**Exercise goal**
In the records that follow, locate every line with "meget" and extract it.

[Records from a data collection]
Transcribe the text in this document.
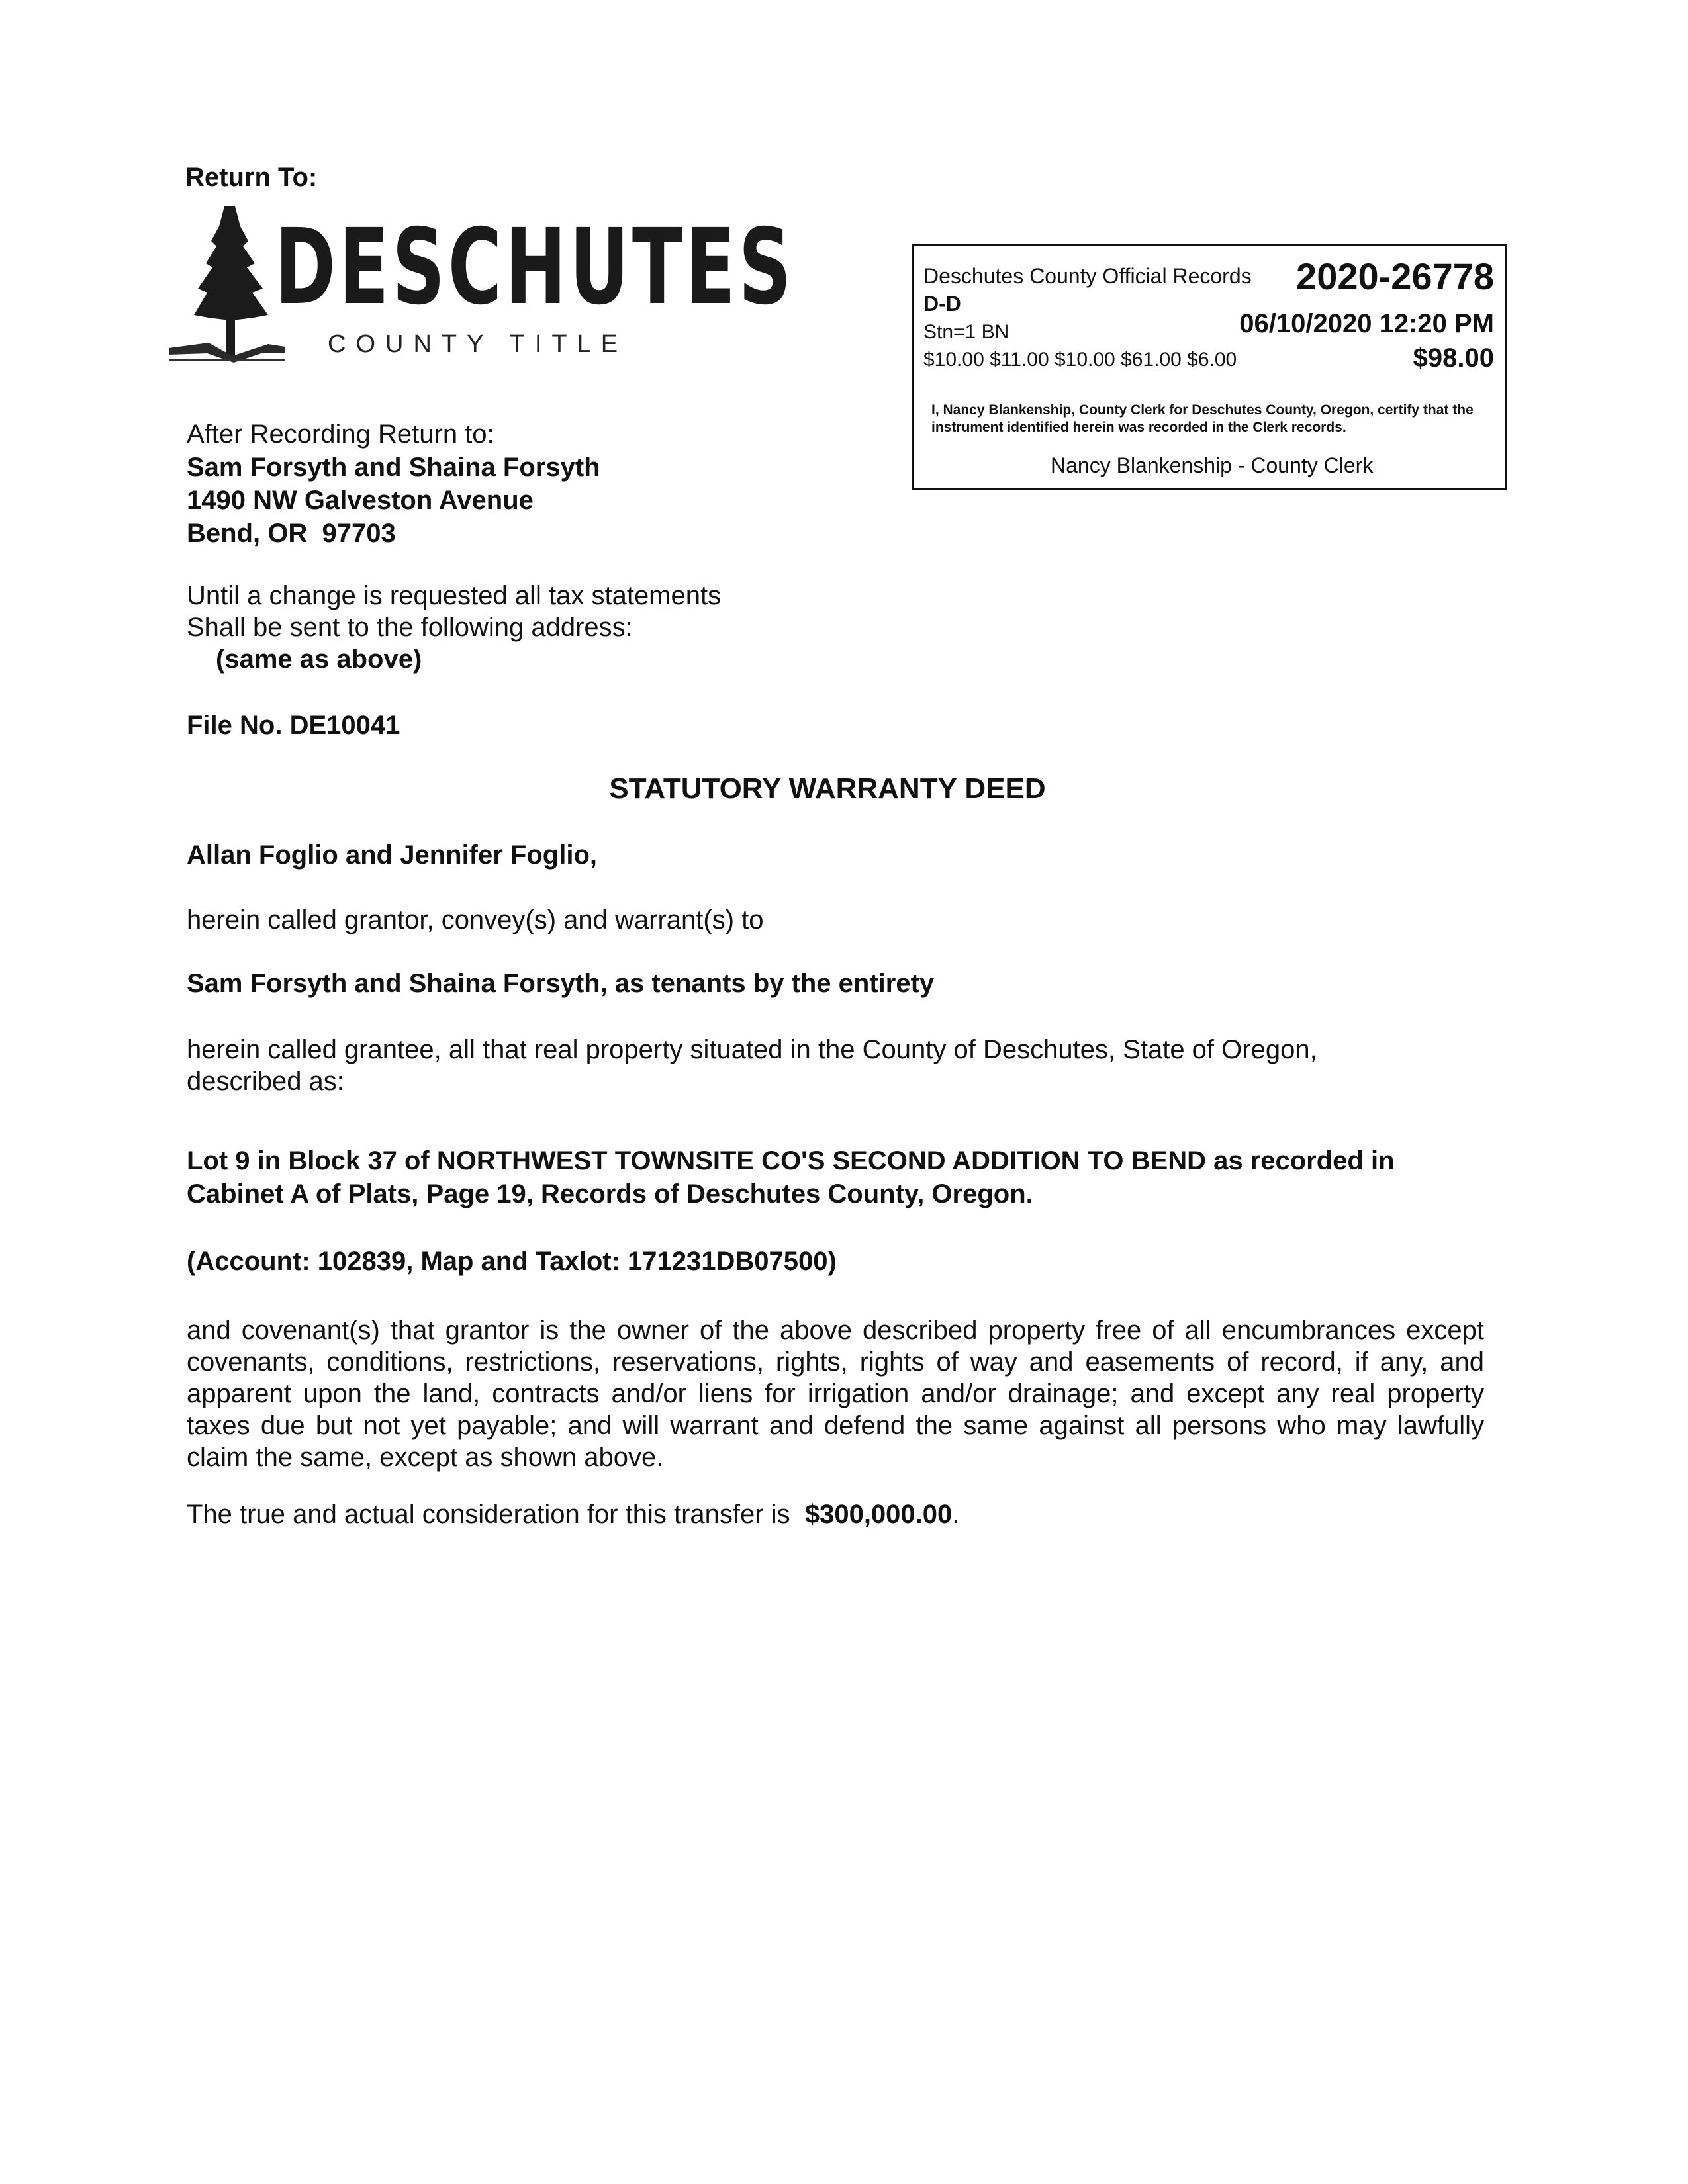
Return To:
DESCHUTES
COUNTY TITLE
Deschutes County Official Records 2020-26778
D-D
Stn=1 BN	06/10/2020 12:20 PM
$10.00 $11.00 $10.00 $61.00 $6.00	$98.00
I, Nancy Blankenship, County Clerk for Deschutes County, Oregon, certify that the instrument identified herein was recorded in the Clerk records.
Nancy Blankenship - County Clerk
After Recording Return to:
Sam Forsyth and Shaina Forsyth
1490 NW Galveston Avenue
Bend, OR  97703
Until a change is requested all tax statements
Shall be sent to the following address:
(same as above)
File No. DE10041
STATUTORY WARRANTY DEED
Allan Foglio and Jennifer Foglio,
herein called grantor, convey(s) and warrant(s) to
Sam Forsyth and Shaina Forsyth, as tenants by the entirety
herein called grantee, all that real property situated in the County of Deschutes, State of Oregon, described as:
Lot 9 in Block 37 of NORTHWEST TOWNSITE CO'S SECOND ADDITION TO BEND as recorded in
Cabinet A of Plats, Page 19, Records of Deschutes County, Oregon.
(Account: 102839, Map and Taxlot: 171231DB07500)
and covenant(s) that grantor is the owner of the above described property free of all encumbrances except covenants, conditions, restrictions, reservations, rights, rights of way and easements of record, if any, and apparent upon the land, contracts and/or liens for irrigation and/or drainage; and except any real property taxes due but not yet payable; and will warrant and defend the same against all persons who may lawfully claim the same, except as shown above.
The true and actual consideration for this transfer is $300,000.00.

* * *

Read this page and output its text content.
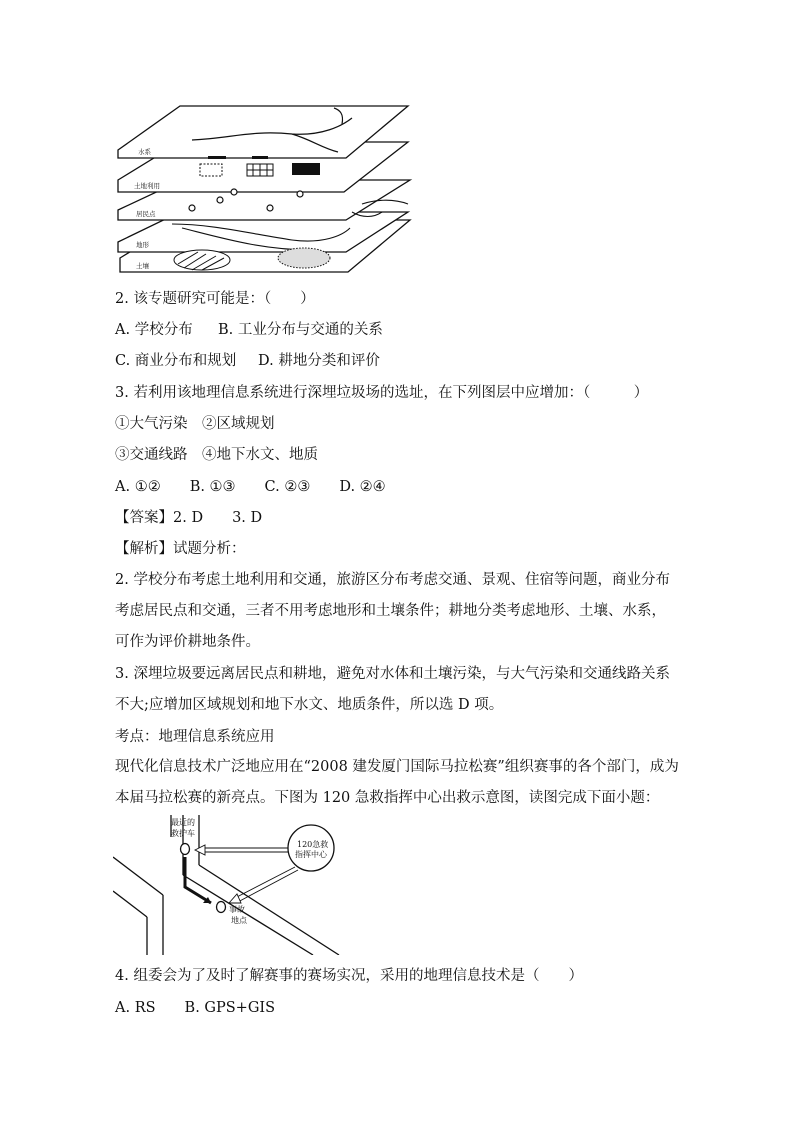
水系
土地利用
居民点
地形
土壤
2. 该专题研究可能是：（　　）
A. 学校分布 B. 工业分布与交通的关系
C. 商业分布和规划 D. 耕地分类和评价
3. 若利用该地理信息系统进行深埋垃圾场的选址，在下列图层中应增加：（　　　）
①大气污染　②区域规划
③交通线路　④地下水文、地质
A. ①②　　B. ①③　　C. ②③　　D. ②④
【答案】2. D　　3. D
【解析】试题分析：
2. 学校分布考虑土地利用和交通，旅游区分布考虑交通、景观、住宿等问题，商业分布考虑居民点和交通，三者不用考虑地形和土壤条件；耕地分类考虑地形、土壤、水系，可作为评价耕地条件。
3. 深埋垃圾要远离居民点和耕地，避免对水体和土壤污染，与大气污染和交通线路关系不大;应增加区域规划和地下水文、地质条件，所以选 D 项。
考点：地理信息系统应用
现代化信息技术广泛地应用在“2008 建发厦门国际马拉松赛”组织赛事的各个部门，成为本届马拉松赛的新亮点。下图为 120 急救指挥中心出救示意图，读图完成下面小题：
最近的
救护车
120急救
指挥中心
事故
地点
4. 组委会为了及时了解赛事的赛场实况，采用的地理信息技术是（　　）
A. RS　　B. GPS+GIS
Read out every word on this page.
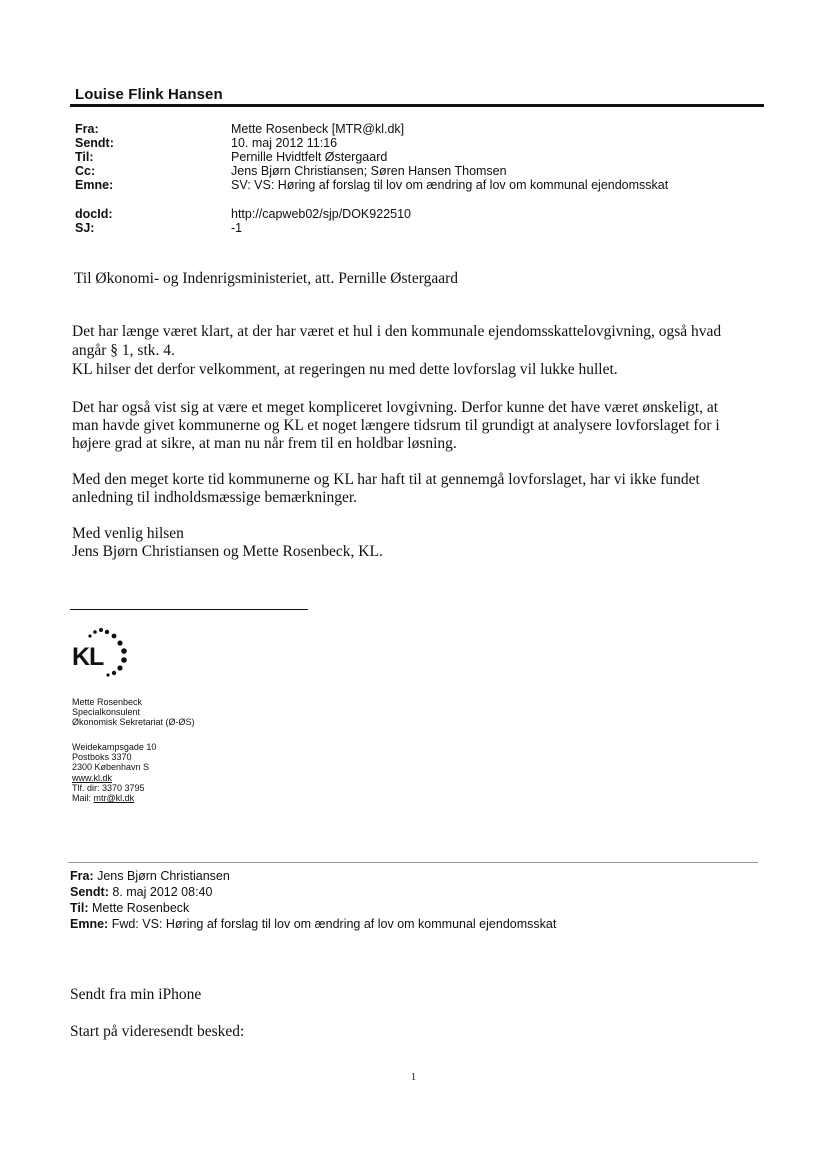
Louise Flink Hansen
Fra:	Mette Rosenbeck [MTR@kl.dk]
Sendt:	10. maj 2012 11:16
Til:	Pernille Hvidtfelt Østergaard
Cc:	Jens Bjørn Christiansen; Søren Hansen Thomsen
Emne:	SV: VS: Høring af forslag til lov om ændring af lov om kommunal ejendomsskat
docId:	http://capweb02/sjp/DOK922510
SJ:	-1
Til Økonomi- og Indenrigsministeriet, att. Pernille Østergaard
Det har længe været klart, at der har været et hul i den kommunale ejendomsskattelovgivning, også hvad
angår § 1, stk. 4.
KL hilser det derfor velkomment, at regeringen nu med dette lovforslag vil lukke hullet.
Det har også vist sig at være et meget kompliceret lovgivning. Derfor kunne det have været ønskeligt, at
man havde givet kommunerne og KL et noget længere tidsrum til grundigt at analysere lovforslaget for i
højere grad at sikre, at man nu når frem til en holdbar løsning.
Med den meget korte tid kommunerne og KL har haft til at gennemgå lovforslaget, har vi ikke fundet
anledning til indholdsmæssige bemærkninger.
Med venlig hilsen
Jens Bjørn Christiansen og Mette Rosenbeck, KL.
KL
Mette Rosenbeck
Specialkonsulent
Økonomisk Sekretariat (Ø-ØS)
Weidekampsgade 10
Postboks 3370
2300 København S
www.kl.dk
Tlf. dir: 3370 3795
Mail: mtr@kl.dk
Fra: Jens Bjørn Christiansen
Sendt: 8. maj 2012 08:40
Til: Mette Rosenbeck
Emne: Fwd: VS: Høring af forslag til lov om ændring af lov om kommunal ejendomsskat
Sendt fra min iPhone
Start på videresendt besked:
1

**Solved problem**
Det har også vist sig at være et meget kompliceret lovgivning. Derfor kunne det have været ønskeligt, at
Med den meget korte tid kommunerne og KL har haft til at gennemgå lovforslaget, har vi ikke fundet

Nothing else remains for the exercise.